Photo Credit: Marc Perrault

Soft seems both desirable and impossible right now. I want soft clothes, soft voices, a soft place to land. The world feels steep and rocky and utterly beyond me in a lot of ways. I have written before about (my resistance to) leaning into the strength of gentleness, and softening as God’s way. This month, I’ve been praying with a frequent spiritual instruction: “Harden not your hearts.”

The heart is a such a miracle. A pumping muscle in four chambers, connecting to a system of vessels carrying life to the rest of the body. Hardening brings death, but staying soft is the antithesis of weakness. What does it mean to have the kind of strength that quietly and consistently beats to sustain life?

When I am unsure, injured, afraid, I instinctively want to protect myself by whatever means available. I reach for the most solid comforts I can find. Brick words, walls of certainty, or silent defensive weapons. But the same strategies designed to keep others out simultaneously lock me into isolation. Hardening has never worked for me.

Soft is scary. It comes with risk. It exposes my vulnerability. And still.

PROVIDED MATERIAL:
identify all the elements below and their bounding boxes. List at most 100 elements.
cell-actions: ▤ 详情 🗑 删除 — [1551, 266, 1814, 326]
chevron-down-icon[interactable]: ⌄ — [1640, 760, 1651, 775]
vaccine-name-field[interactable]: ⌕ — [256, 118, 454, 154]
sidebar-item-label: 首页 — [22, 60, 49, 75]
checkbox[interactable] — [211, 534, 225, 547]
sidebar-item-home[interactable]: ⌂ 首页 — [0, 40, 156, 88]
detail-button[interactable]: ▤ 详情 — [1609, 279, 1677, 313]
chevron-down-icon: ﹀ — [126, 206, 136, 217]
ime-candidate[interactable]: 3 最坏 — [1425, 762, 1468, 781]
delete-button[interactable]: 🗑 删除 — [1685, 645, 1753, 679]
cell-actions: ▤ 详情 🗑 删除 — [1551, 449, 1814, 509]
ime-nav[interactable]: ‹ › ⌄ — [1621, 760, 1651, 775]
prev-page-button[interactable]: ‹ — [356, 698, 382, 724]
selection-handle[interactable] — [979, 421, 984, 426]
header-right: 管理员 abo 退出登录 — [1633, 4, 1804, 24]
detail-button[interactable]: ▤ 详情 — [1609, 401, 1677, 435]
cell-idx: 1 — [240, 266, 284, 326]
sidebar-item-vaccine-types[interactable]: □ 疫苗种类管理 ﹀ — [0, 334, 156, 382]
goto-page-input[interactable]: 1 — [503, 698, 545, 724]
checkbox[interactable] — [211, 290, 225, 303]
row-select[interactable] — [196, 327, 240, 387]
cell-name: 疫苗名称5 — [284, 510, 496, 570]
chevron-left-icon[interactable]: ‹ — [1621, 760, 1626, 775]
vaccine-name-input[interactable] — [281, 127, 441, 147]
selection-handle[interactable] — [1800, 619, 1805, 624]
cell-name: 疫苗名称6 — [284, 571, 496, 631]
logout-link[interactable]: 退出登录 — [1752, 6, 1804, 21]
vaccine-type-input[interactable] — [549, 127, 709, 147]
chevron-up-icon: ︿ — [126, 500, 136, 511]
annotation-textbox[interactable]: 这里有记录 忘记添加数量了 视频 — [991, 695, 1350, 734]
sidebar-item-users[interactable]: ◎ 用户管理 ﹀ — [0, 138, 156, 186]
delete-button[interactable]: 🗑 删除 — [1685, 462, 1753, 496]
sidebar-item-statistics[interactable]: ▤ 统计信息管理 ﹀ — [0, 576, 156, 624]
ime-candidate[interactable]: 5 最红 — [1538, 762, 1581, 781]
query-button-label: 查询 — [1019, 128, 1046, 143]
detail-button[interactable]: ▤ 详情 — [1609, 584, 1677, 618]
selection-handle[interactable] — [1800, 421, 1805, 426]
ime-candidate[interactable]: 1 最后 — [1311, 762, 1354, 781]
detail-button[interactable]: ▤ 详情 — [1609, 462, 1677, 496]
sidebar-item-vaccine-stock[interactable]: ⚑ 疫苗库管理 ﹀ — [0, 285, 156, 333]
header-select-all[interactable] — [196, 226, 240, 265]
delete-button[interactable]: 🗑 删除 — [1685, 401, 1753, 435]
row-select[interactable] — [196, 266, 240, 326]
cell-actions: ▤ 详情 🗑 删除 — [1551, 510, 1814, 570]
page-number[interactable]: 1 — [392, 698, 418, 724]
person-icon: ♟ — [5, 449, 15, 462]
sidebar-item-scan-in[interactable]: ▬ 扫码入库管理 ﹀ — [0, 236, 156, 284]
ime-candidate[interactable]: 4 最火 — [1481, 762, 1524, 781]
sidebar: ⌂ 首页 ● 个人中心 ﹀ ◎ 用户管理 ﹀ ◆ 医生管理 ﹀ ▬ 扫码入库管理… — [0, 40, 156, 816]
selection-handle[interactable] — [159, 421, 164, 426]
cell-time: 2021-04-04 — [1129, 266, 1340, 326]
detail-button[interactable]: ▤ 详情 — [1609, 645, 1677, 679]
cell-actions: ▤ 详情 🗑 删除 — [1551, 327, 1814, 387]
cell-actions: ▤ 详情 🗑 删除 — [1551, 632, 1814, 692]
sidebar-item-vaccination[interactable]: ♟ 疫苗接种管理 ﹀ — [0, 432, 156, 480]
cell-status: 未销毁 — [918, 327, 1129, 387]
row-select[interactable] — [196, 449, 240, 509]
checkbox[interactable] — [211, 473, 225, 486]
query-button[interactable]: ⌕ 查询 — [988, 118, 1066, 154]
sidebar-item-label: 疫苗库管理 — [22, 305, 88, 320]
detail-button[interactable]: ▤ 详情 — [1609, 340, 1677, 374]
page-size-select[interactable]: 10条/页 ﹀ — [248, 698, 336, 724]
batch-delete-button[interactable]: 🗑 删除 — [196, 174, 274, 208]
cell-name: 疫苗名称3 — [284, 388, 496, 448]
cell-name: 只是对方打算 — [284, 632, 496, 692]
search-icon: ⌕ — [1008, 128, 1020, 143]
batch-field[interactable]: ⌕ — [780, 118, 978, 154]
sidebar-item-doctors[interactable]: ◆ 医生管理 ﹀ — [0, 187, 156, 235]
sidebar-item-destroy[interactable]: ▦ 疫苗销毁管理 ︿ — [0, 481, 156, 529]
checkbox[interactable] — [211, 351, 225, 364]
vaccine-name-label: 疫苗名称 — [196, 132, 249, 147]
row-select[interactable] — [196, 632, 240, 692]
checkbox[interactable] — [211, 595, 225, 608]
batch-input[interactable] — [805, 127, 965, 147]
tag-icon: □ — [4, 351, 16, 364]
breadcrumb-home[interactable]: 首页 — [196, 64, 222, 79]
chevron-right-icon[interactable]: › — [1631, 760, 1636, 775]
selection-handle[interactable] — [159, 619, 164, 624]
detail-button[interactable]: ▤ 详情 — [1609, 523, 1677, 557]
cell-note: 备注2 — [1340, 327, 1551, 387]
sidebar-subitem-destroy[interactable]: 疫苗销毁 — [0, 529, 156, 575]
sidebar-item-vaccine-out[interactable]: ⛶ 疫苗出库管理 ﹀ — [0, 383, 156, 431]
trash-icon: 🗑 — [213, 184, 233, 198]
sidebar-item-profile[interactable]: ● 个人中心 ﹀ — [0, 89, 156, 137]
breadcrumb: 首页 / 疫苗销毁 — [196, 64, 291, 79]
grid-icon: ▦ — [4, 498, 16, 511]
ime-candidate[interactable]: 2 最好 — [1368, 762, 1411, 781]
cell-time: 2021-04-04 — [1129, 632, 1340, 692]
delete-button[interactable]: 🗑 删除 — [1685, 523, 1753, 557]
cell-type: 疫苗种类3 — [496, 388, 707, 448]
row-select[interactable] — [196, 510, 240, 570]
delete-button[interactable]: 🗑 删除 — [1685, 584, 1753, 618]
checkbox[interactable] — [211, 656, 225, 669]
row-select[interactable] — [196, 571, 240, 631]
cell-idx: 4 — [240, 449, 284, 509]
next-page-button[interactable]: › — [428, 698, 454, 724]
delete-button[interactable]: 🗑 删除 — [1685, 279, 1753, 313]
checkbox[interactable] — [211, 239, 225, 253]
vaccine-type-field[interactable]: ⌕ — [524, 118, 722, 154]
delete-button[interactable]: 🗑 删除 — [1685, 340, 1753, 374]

TASK SET:
**1.** In the reflection on softness, what spiritual instruction has the writer been praying with this month?
**2.** Continue the reflection on softness from its last sentence, "And still."
The lines are separate material with no connection to the reflection on softness.

ANSWERS TO THE TASKS:
**1.** "Harden not your hearts."

**2.**
My family fell into deep loss three years before the pandemic hit. We were rising out of survival just as the world went into lock down. We have more practice than I ever wanted in living into the bare essentials. Suffering, in all its many forms has a way of exposing the hard edges. And what I learned in grief was that how we do suffering, conflict, and difference makes all the difference.

There is so much outside our control. We do not get to choose where the earth has rocks and mountains or where wildflowers grow. Even our best efforts at gardening or farming cannot make the rain come. And the force of nature is rivalled by people who disagree with one another on vaccinations and residential schools.

When my kids express their grief by slamming the door, soft does not mean letting them destroy the house. Soft seeks out the story behind the slam. When different opinions emerge at work, soft pulls out perspectives, and strives for shared decision making. Boundaries and action are not incompatible with kindness and curiosity. A soft heart proclaims that who I become while I behave matters.

Maybe more than anything else, I am remembering that softness knows its limits. When I resist a hard heart, I need to reach for more help. Friends and mentors, a therapist and chiropractor, early bedtimes and unanswered questions. More prayers of gratitude and more curiosity.

My faith tradition has more than its share of failures and weakness, and a deep need for repentance. And in the pages of a very old letter to the Corinthians, there is an invitation to a still more excellent way. In the tradition that is my spiritual mother tongue, for better and for worse, there is this pebble that seems to be unshakably true. Softness is a powerfully human way to be.

The heart can fuel us over rocky terrain, and up mountains and down. The heart was made to weather our suffering, to beat in spite of it, or die trying. There is so much I cannot choose, but the hardness of my heart is up to me.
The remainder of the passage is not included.